Problem
Copy each line holding the string "KARŞILIKLI".

--- Start ---

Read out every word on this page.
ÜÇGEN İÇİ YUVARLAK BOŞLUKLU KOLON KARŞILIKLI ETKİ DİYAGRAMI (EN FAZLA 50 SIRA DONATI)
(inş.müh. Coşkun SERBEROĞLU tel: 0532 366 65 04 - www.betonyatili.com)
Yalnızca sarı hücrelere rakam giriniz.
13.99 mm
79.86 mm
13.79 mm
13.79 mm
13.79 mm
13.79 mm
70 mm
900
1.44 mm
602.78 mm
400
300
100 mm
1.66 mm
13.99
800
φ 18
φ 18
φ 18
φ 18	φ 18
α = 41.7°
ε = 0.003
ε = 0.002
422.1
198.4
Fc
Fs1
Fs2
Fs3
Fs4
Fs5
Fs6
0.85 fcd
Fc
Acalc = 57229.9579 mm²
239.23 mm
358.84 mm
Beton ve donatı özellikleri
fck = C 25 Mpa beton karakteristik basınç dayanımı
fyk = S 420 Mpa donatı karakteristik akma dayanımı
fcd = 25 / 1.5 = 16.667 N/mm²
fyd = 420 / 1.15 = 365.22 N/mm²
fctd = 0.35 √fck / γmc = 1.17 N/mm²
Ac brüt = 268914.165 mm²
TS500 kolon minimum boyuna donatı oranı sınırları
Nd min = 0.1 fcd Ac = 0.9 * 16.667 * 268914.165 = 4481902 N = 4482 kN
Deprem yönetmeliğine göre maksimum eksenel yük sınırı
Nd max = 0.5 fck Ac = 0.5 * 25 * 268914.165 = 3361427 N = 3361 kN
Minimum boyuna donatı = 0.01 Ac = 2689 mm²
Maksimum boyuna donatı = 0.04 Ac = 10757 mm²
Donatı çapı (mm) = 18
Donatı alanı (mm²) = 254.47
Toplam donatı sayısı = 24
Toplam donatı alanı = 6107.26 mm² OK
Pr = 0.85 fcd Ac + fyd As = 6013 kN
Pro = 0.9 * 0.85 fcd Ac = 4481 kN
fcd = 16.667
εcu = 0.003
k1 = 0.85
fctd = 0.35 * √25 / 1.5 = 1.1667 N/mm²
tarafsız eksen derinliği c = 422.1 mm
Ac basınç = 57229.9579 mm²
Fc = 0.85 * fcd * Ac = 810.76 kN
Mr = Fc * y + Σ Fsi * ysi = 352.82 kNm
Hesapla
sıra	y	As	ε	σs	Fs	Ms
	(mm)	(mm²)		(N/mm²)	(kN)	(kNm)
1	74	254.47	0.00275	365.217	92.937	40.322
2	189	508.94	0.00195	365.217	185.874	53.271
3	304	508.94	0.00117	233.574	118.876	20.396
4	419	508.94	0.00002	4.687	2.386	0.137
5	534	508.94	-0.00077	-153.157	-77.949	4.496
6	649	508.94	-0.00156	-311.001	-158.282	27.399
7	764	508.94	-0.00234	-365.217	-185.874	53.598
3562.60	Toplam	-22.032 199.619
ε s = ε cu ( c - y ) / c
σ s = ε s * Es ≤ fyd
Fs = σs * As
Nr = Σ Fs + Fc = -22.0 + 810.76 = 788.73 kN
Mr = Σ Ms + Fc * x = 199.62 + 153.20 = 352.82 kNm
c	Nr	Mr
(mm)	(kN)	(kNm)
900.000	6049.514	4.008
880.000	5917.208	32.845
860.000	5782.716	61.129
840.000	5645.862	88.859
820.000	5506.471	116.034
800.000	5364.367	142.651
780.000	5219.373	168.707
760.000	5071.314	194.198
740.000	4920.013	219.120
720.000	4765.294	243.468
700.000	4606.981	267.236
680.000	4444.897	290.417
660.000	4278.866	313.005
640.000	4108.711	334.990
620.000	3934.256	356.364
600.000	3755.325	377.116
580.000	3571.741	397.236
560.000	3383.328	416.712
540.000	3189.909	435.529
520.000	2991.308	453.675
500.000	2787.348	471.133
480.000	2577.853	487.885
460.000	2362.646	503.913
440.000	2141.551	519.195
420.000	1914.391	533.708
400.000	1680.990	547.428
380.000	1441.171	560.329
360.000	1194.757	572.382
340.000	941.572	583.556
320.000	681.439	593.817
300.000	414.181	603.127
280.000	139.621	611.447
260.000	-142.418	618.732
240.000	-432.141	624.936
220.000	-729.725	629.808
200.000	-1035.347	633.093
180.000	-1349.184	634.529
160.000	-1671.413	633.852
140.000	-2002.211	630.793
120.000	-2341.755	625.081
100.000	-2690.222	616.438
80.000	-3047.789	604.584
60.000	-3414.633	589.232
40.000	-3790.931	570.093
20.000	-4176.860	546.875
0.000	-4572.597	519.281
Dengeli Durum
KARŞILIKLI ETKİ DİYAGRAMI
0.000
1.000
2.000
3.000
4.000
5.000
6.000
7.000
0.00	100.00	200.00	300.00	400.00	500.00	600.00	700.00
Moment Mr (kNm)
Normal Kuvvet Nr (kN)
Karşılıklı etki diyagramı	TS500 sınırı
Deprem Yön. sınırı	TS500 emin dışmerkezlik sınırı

--- End ---

Written solution
ÜÇGEN İÇİ YUVARLAK BOŞLUKLU KOLON KARŞILIKLI ETKİ DİYAGRAMI (EN FAZLA 50 SIRA DONATI)
KARŞILIKLI ETKİ DİYAGRAMI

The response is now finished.